>> Start Task material

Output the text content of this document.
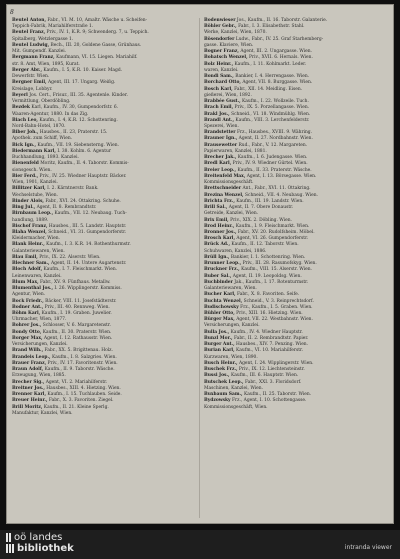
8
Beutel Anton, Fabr., VI. M. 10, Amaltr. Wäsche u. Scheifen-
Teppich-Fabrik, Mariahilferstraße 1.
Beutel Franz, Priv., IV. 1, K.R. 9; Schwenderg. 7, u. Teppich.
Spitalberg, Wetzlergasse 1.
Beutel Ludwig, Bech., III. 20, Goldene Gasse, Grünhaus.
Mit. Gumpendf. Kanzlei.
Bergmann Franz, Kaufmann, VI. 15. Liegen. Mariahilf.
str. 8. Amt, Wien, 1895, Kurat.
Berger Abr., Kaufm., I. 5, K.R. 10. Kaiser. Magd.
Dewerfstr. Wien.
Bergner Emil, Agent, III. 17. Ungarg. Weißg.
Kreislage, Lobbyr.
Beyerl Jos. Cert., Frisur., III. 35. Agentenle. Kinder.
Vermittlung, Oberdöbling.
Bezdek Karl, Kaufm., IV. 30, Gumpendorfstr. 6.
Waaren-Agentur, 1880. In das Zig.
Biach Leo, Kaufm., I. 4, K.R. 12. Schottenring.
Nord-Bahn-Hotel, 1870.
Biber Joh., Hausbes., II. 23, Praterstr. 15.
Apothek. zum Schiff, Wien.
Bick Ign., Kaufm., VII. 19. Siebensterng. Wien.
Biedermann Karl, I. 38. Kohlm. 6. Agentur
Buchhandlung, 1893. Kanzlei.
Bienenfeld Moritz, Kaufm., II. 4. Taborstr. Kommis-
sionsgesch. Wien.
Bier Ferd., Priv., IV. 25. Wiedner Hauptstr. Bäcker.
Wien, 1901, Kanzlei.
Billitzer Karl, I. 2. Kärntnerstr. Bank.
Wechselstube, Wien.
Binder Alois, Fabr., XVI. 24. Ottakring. Schuhe.
Bing Jul., Agent, II. 8. Rembrandtstr.
Birnbaum Leop., Kaufm., VII. 12. Neubaug. Tuch-
handlung, 1889.
Bischof Franz, Hausbes., III. 5. Landstr. Hauptstr.
Blaha Wenzel, Schneid., VI. 31. Gumpendorferstr.
Kleidermacher, Wien.
Blank Heinr., Kaufm., I. 3. K.R. 14. Rothenthurmstr.
Galanteriewaren, Wien.
Blau Emil, Priv., IX. 22. Alserstr. Wien.
Blechner Sam., Agent, II. 14. Untere Augartenstr.
Bloch Adolf, Kaufm., I. 7. Fleischmarkt. Wien.
Leinenwaren, Kanzlei.
Blum Max, Fabr., XV. 9. Fünfhaus. Metallw.
Blumenthal Jos., I. 26. Wipplingerstr. Kommiss.
Agentur, Wien.
Bock Friedr., Bäcker, VIII. 11. Josefstädterstr.
Bodner Ant., Priv., III. 40. Rennweg. Wien.
Böhm Karl, Kaufm., I. 19. Graben. Juwelier.
Uhrmacher, Wien, 1877.
Bohrer Jos., Schlosser, V. 6. Margaretenstr.
Bondy Otto, Kaufm., II. 30. Praterstr. Wien.
Borger Max, Agent, I. 12. Rathausstr. Wien.
Versicherungen, Kanzlei.
Brand Wilh., Fabr., XX. 5. Brigittenau. Holz.
Brandeis Leop., Kaufm., I. 8. Salzgries. Wien.
Brauer Franz, Priv., IV. 17. Favoritenstr. Wien.
Braun Adolf, Kaufm., II. 9. Taborstr. Wäsche.
Erzeugung, Wien, 1885.
Brecher Sig., Agent, VI. 2. Mariahilferstr.
Breitner Jos., Hausbes., XIII. 4. Hietzing. Wien.
Brenner Karl, Kaufm., I. 15. Tuchlauben. Seide.
Breuer Heinr., Fabr., X. 3. Favoriten. Ziegel.
Brill Moritz, Kaufm., II. 21. Kleine Sperlg.
Manufaktur, Kanzlei, Wien.
Bodenwieser Jos., Kaufm., II. 16. Taborstr. Galanterie.
Böhler Gebr., Fabr., I. 3. Elisabethstr. Stahl.
Werke, Kanzlei, Wien, 1870.
Bösendorfer Ludw., Fabr., IV. 25. Graf Starhemberg-
gasse. Klaviere, Wien.
Bogner Franz, Agent, III. 2. Ungargasse. Wien.
Bohatsch Wenzel, Priv., XVII. 6. Hernals. Wien.
Bolz Heinr., Kaufm., I. 11. Kohlmarkt. Leder.
waren, Kanzlei.
Bondi Sam., Bankier, I. 4. Herrengasse. Wien.
Borchard Otto, Agent, VII. 8. Burggasse. Wien.
Bosch Karl, Fabr., XII. 14. Meidling. Eisen.
gießerei, Wien, 1892.
Brabbée Gust., Kaufm., I. 22. Wollzeile. Tuch.
Brach Emil, Priv., IX. 5. Porzellangasse. Wien.
Brakl Jos., Schneid., VI. 18. Windmühlg. Wien.
Brandl Ant., Kaufm., VIII. 3. Lerchenfelderstr.
Spezerei, Wien.
Brandstetter Frz., Hausbes., XVIII. 9. Währing.
Brauner Ign., Agent, II. 27. Nordbahnstr. Wien.
Brausewetter Rud., Fabr., V. 12. Margareten.
Papierwaren, Kanzlei, 1881.
Brecher Jak., Kaufm., I. 6. Judengasse. Wien.
Bredl Karl, Priv., IV. 9. Wiedner Gürtel. Wien.
Breier Leop., Kaufm., II. 33. Praterstr. Wäsche.
Breitenfeld Max, Agent, I. 13. Börsegasse. Wien.
Kommissionsgeschäft.
Brettschneider Ant., Fabr., XVI. 11. Ottakring.
Brezina Wenzel, Schneid., VII. 4. Neubaug. Wien.
Brichta Frz., Kaufm., III. 19. Landstr. Wien.
Brill Sal., Agent, II. 7. Obere Donaustr.
Getreide, Kanzlei, Wien.
Brix Emil, Priv., XIX. 2. Döbling. Wien.
Brod Heinr., Kaufm., I. 9. Fleischmarkt. Wien.
Bronner Jos., Fabr., XV. 20. Rudolfsheim. Möbel.
Brosch Karl, Agent, VI. 26. Gumpendorferstr.
Brück Ad., Kaufm., II. 12. Taborstr. Wien.
Schuhwaren, Kanzlei, 1886.
Brüll Ign., Bankier, I. 1. Schottenring. Wien.
Brunner Leop., Priv., III. 28. Rasumofskyg. Wien.
Bruckner Frz., Kaufm., VIII. 15. Alserstr. Wien.
Buber Sal., Agent, II. 19. Leopoldsg. Wien.
Buchbinder Jak., Kaufm., I. 17. Rotenturmstr.
Galanteriewaren, Wien.
Bucher Karl, Fabr., X. 8. Favoriten. Seife.
Buchta Wenzel, Schneid., V. 3. Reinprechtsdorf.
Budischowsky Frz., Kaufm., I. 5. Graben. Wien.
Bühler Otto, Priv., XIII. 16. Hietzing. Wien.
Bürger Max, Agent, VII. 22. Westbahnstr. Wien.
Versicherungen, Kanzlei.
Bulla Jos., Kaufm., IV. 4. Wiedner Hauptstr.
Bunzl Mor., Fabr., II. 2. Rembrandtstr. Papier.
Burger Ant., Hausbes., XIV. 7. Penzing. Wien.
Burian Karl, Kaufm., VI. 10. Mariahilferstr.
Kurzwaren, Wien, 1890.
Busch Heinr., Agent, I. 24. Wipplingerstr. Wien.
Buschek Frz., Priv., IX. 12. Liechtensteinstr.
Bussi Jos., Kaufm., III. 6. Hauptstr. Wien.
Butschek Leop., Fabr., XXI. 3. Floridsdorf.
Maschinen, Kanzlei, Wien.
Buxbaum Sam., Kaufm., II. 25. Taborstr. Wien.
Bydzowsky Frz., Agent, I. 10. Schottengasse.
Kommissionsgeschäft, Wien.
oö landes
bibliothek	intranda viewer
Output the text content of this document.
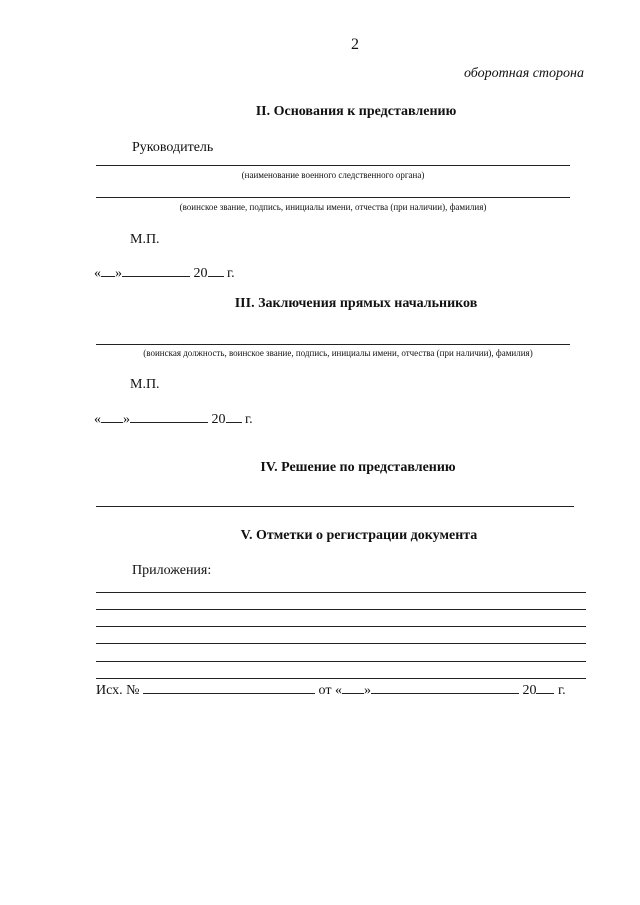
2
оборотная сторона
II. Основания к представлению
Руководитель
(наименование военного следственного органа)
(воинское звание, подпись, инициалы имени, отчества (при наличии), фамилия)
М.П.
« »	20 г.
III. Заключения прямых начальников
(воинская должность, воинское звание, подпись, инициалы имени, отчества (при наличии), фамилия)
М.П.
« »	20 г.
IV. Решение по представлению
V. Отметки о регистрации документа
Приложения:
Исх. №	от « »	20 г.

>> End Task material

### Exercise brief
Locate each line with the word "Wenzel" and copy it.

### Worked answer
Blaha Wenzel, Schneid., VI. 31. Gumpendorferstr.
Bohatsch Wenzel, Priv., XVII. 6. Hernals. Wien.
Brezina Wenzel, Schneid., VII. 4. Neubaug. Wien.
Buchta Wenzel, Schneid., V. 3. Reinprechtsdorf.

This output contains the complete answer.